▶ **Task to complete**
Extract the complete listing and output it unchanged.

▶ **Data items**
★ ★ ★
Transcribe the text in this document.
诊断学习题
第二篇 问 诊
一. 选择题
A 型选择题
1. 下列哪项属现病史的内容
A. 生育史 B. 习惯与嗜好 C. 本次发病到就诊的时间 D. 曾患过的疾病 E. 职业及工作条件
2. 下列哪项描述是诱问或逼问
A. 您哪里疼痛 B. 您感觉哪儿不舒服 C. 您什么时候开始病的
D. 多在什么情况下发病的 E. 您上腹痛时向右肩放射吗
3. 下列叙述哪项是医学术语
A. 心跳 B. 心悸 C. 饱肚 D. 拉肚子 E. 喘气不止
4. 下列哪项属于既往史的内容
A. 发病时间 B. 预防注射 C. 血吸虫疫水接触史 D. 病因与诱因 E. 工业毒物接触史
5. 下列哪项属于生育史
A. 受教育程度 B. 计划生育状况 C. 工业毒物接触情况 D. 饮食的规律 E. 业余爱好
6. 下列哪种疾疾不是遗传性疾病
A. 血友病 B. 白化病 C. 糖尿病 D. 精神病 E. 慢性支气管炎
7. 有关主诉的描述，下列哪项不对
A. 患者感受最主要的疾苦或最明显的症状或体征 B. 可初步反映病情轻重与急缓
★ ★ ★
▶ **Task solution**
Transcribe the text in this document.
诊断学习题
第二篇 问 诊
一. 选择题
A 型选择题
1. 下列哪项属现病史的内容
A. 生育史 B. 习惯与嗜好 C. 本次发病到就诊的时间 D. 曾患过的疾病 E. 职业及工作条件
2. 下列哪项描述是诱问或逼问
A. 您哪里疼痛 B. 您感觉哪儿不舒服 C. 您什么时候开始病的
D. 多在什么情况下发病的 E. 您上腹痛时向右肩放射吗
3. 下列叙述哪项是医学术语
A. 心跳 B. 心悸 C. 饱肚 D. 拉肚子 E. 喘气不止
4. 下列哪项属于既往史的内容
A. 发病时间 B. 预防注射 C. 血吸虫疫水接触史 D. 病因与诱因 E. 工业毒物接触史
5. 下列哪项属于生育史
A. 受教育程度 B. 计划生育状况 C. 工业毒物接触情况 D. 饮食的规律 E. 业余爱好
6. 下列哪种疾疾不是遗传性疾病
A. 血友病 B. 白化病 C. 糖尿病 D. 精神病 E. 慢性支气管炎
7. 有关主诉的描述，下列哪项不对
A. 患者感受最主要的疾苦或最明显的症状或体征 B. 可初步反映病情轻重与急缓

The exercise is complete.